Wherever the word "kind" turns up in a line of the entries, copy that line.
======== Entries provided ========
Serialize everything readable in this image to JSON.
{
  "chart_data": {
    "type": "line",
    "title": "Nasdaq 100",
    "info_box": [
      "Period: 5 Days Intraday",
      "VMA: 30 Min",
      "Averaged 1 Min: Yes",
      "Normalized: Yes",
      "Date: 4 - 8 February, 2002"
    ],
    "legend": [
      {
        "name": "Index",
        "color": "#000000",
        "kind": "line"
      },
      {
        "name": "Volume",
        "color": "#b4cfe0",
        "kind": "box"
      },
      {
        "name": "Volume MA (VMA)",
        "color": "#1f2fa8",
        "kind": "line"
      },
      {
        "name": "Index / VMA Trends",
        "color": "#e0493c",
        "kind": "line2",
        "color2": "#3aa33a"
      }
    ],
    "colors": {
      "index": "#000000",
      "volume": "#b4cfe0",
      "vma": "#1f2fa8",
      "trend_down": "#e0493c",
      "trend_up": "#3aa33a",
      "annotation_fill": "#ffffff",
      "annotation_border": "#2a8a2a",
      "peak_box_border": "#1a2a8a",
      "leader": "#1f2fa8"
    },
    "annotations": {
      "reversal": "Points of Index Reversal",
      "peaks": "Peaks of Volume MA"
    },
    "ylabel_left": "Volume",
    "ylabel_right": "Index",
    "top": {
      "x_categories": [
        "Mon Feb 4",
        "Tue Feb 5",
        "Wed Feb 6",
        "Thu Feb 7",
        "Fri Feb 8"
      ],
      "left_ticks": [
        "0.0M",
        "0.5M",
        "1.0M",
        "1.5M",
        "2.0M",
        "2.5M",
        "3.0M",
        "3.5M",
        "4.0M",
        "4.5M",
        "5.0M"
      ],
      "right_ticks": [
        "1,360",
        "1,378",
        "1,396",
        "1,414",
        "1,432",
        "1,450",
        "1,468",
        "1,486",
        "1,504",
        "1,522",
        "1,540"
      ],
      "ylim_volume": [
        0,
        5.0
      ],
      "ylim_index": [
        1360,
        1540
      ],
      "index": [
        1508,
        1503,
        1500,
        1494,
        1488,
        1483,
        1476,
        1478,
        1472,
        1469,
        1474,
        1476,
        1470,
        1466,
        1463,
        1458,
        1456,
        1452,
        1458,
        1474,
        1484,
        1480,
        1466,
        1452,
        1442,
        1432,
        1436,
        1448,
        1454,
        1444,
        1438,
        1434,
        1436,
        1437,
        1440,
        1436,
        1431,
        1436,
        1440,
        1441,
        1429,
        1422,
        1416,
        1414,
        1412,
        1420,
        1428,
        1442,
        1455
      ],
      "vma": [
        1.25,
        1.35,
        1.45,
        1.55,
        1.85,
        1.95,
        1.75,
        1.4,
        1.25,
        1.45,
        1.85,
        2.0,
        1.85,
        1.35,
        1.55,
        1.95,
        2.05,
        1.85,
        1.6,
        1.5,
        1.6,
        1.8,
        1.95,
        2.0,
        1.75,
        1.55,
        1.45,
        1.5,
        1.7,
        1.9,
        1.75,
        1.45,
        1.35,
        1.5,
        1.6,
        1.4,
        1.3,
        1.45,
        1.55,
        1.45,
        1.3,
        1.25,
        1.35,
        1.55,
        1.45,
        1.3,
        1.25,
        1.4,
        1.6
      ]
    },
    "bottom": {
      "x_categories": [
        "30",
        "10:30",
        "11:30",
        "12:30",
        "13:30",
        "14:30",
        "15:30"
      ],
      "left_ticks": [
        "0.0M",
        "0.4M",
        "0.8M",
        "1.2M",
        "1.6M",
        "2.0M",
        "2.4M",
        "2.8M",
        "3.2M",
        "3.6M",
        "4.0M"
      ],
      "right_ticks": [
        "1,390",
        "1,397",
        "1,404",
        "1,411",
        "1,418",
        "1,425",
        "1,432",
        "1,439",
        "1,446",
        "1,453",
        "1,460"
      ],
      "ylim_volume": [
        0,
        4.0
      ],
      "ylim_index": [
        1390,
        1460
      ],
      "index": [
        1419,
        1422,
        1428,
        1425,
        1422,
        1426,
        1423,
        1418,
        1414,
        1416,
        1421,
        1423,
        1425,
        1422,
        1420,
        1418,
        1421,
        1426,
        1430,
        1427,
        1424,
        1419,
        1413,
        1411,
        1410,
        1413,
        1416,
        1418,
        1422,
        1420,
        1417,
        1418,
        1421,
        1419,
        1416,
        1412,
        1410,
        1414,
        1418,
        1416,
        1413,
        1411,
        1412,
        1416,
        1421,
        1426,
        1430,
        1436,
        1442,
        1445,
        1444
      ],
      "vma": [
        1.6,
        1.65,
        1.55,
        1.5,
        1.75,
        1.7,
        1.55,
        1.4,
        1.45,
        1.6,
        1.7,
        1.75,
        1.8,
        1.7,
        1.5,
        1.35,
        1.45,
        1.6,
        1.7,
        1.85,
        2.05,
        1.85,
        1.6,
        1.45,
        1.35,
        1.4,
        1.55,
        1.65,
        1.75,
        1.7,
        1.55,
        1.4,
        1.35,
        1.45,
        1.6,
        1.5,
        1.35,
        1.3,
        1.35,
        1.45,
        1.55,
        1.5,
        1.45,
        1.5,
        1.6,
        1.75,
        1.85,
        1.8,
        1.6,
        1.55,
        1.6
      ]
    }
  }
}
========
* **Result below**:
        "kind": "line"
        "kind": "box"
        "kind": "line"
        "kind": "line2",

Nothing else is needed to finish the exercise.